**What you will do**:
Of the lines in the entries below, state how many hold the word "here". Say nothing else.

**Material for this exercise**:
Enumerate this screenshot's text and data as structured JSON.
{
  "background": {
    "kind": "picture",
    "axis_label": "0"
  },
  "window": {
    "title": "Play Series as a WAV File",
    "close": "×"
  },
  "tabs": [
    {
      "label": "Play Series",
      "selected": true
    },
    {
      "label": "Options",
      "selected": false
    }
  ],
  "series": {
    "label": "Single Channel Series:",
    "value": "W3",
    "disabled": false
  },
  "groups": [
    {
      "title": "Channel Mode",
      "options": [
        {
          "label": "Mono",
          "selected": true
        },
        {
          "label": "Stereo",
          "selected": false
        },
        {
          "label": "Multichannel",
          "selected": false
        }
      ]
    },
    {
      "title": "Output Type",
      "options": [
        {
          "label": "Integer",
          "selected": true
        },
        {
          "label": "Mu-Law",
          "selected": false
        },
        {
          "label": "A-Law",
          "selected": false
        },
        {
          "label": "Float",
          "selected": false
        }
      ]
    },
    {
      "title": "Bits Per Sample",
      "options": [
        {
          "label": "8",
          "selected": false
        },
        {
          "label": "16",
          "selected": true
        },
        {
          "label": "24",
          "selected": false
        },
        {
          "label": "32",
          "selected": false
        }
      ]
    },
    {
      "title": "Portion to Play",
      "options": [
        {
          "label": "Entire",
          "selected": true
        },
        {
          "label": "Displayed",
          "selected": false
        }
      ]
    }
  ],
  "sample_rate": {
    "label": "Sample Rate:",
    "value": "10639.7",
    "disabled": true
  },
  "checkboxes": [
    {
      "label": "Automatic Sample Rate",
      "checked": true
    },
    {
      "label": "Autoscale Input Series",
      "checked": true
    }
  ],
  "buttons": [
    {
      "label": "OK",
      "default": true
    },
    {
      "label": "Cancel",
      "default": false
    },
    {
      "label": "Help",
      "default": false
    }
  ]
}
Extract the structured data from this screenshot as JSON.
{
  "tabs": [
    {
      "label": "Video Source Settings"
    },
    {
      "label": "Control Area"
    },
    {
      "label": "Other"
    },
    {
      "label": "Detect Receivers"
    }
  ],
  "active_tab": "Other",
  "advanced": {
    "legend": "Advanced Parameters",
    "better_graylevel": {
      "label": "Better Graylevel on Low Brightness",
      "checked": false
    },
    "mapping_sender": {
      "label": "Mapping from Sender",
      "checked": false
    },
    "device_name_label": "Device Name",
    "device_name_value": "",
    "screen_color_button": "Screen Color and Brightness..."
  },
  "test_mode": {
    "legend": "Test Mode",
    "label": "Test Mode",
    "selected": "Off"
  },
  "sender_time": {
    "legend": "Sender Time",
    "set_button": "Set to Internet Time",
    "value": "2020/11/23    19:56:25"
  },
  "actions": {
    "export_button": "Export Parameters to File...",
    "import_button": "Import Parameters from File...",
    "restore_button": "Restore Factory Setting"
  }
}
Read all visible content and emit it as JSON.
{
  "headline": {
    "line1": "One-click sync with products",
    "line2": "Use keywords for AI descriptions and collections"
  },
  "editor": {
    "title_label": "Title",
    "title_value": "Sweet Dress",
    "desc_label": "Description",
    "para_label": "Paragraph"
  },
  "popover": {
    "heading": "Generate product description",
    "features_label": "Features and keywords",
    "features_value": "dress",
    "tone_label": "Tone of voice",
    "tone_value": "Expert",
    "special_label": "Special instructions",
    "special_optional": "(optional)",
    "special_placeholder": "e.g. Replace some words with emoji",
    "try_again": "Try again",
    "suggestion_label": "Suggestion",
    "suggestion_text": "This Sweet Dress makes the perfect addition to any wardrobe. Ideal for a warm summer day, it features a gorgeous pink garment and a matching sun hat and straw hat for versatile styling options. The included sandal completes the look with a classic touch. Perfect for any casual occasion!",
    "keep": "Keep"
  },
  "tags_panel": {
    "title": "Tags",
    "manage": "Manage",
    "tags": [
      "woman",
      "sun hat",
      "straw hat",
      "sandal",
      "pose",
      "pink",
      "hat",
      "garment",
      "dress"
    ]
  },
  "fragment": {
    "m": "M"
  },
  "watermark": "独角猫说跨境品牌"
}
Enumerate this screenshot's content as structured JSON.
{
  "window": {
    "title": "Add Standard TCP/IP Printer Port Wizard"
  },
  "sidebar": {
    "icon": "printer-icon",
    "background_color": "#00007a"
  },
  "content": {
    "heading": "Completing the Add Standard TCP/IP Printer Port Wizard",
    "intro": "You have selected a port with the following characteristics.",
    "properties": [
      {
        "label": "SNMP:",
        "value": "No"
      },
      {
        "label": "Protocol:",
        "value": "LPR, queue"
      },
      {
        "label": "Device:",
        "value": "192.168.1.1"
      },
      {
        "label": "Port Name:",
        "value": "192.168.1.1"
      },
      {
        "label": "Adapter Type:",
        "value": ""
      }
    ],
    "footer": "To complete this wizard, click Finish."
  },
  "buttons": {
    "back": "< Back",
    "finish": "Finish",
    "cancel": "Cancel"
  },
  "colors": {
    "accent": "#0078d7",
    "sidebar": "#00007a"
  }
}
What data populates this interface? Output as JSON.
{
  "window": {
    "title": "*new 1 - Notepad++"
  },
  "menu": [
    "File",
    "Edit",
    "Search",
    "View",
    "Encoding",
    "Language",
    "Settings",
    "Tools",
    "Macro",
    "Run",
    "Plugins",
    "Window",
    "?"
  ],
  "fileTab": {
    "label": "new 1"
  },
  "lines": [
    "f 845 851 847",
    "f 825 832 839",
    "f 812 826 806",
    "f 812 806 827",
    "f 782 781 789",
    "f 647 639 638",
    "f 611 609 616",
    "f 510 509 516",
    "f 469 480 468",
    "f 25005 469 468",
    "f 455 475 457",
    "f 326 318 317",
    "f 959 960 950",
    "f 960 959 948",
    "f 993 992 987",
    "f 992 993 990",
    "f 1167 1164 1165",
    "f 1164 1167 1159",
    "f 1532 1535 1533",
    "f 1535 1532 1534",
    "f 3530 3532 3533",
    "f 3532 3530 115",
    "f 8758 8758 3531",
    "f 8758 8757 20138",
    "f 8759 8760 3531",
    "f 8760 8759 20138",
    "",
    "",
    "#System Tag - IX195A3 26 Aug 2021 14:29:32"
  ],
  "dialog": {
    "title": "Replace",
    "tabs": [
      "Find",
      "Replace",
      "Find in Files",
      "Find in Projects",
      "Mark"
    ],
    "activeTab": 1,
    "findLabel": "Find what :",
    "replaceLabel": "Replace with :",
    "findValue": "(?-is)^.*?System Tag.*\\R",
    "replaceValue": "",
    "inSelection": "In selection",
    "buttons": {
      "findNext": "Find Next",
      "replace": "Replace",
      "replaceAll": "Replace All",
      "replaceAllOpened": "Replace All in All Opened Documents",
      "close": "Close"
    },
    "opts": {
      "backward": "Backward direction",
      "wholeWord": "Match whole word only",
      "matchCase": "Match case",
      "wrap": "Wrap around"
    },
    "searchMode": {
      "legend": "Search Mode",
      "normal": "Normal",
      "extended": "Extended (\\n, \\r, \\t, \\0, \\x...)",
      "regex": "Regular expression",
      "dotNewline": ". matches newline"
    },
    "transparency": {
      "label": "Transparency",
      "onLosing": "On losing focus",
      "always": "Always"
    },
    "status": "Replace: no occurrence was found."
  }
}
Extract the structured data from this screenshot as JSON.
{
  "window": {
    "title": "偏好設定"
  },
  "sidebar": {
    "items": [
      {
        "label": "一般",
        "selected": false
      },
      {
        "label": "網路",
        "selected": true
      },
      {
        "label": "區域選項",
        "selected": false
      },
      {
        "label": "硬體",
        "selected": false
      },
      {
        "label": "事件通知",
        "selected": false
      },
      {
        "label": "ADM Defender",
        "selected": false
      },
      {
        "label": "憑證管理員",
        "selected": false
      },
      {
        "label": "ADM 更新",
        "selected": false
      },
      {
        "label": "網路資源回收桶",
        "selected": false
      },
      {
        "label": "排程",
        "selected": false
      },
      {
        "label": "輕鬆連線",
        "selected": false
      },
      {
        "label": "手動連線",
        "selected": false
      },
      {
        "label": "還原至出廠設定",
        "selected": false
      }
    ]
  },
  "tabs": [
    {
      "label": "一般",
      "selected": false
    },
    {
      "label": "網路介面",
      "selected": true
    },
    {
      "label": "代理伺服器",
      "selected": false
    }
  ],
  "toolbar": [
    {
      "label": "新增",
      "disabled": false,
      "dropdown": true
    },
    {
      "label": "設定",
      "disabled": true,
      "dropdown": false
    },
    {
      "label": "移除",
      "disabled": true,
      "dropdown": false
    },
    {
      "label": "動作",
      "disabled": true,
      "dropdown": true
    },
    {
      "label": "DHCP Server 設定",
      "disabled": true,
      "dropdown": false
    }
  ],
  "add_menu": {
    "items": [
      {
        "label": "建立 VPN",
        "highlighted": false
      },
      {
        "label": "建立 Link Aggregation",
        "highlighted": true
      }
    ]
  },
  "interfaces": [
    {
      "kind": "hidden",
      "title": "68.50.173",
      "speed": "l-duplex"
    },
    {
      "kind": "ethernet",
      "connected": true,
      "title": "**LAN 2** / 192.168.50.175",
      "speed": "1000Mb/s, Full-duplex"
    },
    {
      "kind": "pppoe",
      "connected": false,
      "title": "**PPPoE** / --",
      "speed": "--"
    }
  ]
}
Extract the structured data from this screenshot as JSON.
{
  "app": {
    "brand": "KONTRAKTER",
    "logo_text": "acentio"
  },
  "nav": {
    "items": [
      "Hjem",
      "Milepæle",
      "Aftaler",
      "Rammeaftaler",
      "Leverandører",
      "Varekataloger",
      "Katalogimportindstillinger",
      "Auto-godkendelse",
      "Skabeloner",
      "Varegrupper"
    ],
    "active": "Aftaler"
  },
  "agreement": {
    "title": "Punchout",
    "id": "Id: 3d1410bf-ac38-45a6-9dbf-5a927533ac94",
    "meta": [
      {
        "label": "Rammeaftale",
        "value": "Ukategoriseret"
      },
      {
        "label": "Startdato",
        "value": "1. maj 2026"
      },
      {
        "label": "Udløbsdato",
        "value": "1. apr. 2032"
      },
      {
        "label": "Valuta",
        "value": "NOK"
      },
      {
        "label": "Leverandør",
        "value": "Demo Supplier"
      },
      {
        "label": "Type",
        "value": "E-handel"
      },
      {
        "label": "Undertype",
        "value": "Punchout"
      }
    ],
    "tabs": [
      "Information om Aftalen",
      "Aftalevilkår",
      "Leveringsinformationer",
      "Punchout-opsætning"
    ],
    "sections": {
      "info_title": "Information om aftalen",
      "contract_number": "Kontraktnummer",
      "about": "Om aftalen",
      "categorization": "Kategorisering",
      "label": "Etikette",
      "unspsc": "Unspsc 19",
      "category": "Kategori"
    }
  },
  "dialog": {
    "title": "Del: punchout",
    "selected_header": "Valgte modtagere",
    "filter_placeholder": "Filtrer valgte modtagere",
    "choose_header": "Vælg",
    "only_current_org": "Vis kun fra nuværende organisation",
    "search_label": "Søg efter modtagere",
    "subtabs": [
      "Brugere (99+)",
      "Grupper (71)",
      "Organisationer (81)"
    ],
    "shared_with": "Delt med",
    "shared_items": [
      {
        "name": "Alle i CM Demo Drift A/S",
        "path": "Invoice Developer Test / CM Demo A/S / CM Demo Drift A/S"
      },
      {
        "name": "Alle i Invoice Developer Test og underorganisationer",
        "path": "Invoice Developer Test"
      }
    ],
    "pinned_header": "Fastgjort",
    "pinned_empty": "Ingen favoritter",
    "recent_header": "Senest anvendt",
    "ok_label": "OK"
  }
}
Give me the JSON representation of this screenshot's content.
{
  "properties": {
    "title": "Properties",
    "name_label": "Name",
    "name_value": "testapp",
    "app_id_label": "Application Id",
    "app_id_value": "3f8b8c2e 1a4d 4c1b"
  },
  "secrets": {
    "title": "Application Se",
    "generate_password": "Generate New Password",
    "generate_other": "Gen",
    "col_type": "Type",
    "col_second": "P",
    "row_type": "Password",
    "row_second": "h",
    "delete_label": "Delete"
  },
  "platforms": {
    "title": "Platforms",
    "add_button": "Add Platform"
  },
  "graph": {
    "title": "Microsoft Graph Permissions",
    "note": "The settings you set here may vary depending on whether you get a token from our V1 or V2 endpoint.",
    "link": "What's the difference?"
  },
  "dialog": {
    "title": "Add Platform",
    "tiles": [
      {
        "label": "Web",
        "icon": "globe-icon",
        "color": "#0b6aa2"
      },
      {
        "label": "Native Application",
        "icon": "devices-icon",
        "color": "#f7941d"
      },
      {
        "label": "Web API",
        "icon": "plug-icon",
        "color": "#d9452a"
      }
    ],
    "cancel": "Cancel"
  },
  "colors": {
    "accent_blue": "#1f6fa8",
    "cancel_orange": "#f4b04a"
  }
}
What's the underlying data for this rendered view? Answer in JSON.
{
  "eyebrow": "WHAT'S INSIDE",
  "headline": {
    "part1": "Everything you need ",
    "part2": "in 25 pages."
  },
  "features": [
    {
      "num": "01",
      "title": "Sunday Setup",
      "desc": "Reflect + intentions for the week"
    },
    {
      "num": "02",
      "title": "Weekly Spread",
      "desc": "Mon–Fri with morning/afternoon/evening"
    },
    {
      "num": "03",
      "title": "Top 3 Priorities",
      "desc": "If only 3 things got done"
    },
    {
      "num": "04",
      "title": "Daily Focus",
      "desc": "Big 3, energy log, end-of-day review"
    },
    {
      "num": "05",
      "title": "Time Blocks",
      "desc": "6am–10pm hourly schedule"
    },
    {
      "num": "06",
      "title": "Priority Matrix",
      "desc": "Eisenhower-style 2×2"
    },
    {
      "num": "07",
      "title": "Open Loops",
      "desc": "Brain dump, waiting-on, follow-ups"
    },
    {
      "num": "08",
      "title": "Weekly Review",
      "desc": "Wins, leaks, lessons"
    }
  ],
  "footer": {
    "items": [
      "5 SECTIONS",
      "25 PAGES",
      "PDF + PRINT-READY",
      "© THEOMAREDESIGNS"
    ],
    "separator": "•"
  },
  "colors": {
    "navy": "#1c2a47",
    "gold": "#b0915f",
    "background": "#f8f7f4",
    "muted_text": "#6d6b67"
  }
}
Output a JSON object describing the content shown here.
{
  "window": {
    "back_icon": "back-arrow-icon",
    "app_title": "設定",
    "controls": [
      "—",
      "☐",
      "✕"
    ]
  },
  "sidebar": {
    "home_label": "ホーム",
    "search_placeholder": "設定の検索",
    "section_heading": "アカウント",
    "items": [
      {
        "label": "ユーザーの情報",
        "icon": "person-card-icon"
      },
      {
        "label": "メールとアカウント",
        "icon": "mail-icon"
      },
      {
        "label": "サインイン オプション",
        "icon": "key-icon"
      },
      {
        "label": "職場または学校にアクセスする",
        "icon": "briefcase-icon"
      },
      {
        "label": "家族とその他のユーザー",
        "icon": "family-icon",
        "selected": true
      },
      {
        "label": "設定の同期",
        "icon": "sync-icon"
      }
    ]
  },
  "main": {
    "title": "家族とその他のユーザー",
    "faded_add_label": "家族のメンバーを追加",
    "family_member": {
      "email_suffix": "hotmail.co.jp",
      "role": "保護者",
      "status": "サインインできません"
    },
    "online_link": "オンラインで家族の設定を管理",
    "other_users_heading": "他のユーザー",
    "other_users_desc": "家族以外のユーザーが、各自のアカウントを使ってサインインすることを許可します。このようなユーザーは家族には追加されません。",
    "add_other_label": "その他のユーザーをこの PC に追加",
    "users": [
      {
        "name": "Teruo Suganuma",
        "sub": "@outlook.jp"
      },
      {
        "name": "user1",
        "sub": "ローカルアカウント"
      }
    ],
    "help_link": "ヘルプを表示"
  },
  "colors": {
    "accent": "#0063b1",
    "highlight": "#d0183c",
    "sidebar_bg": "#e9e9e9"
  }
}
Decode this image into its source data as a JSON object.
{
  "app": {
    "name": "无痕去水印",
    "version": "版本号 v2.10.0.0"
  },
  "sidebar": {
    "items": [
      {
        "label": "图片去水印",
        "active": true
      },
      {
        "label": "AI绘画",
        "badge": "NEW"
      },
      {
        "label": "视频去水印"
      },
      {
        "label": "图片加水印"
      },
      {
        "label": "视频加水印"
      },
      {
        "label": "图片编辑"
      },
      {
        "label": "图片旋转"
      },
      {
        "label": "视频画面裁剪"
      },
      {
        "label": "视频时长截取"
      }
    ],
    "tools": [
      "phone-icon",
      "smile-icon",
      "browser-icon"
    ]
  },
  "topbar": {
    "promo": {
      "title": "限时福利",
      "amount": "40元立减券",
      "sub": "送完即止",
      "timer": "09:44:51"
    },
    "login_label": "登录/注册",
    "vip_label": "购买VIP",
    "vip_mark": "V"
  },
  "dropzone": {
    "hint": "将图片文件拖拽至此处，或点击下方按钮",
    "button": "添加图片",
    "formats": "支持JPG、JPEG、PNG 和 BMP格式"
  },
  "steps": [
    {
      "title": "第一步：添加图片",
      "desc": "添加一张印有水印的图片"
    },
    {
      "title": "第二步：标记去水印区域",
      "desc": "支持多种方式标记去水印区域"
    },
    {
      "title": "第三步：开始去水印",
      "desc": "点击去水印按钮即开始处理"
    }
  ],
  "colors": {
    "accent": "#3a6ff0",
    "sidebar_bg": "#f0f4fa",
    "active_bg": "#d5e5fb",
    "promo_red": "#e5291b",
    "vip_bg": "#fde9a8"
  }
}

**Exercise answer**:
2